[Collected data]
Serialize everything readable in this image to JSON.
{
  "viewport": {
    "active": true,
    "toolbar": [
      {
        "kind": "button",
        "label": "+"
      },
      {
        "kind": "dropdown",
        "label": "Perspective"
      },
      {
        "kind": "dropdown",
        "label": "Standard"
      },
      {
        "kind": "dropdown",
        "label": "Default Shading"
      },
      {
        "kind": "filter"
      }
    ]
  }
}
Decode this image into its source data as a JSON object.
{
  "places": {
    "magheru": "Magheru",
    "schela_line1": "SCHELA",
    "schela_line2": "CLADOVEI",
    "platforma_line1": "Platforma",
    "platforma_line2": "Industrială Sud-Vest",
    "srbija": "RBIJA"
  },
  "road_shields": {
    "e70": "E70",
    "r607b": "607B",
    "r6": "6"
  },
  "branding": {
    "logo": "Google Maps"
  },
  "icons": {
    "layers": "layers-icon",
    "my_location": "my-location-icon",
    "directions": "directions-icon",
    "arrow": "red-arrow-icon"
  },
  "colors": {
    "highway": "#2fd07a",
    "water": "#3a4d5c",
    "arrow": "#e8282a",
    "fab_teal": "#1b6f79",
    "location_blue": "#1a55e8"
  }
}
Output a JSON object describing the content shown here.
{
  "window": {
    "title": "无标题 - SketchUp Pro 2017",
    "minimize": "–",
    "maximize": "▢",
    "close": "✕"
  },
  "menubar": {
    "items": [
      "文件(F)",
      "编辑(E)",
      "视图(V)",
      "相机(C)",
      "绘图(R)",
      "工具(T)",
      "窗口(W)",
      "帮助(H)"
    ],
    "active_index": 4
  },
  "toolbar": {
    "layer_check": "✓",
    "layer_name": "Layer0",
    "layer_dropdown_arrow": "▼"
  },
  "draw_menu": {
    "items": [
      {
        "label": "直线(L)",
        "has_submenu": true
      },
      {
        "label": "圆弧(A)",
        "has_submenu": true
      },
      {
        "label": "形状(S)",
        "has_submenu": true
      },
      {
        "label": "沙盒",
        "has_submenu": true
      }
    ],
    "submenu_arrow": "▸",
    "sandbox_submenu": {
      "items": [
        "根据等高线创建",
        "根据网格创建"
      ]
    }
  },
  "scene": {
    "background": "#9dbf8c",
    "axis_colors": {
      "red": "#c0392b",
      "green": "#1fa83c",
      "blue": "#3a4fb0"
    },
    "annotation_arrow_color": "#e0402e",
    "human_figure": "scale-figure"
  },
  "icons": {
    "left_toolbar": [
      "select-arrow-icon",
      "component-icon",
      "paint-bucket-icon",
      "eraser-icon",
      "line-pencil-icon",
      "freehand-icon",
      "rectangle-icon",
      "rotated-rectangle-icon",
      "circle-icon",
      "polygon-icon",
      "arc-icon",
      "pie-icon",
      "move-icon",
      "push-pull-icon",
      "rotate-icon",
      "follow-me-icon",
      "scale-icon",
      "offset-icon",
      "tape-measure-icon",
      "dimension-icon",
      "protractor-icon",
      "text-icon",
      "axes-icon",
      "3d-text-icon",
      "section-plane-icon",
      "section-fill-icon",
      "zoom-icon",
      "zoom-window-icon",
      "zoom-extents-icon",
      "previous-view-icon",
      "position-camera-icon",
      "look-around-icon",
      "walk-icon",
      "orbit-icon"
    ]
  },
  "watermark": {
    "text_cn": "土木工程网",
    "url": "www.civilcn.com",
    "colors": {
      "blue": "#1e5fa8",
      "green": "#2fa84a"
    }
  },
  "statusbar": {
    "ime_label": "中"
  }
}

• [Task brief]: Isolate the lines that hold the word "rectangle" and copy all of them.

• [Solved problem]:
      "rectangle-icon",
      "rotated-rectangle-icon",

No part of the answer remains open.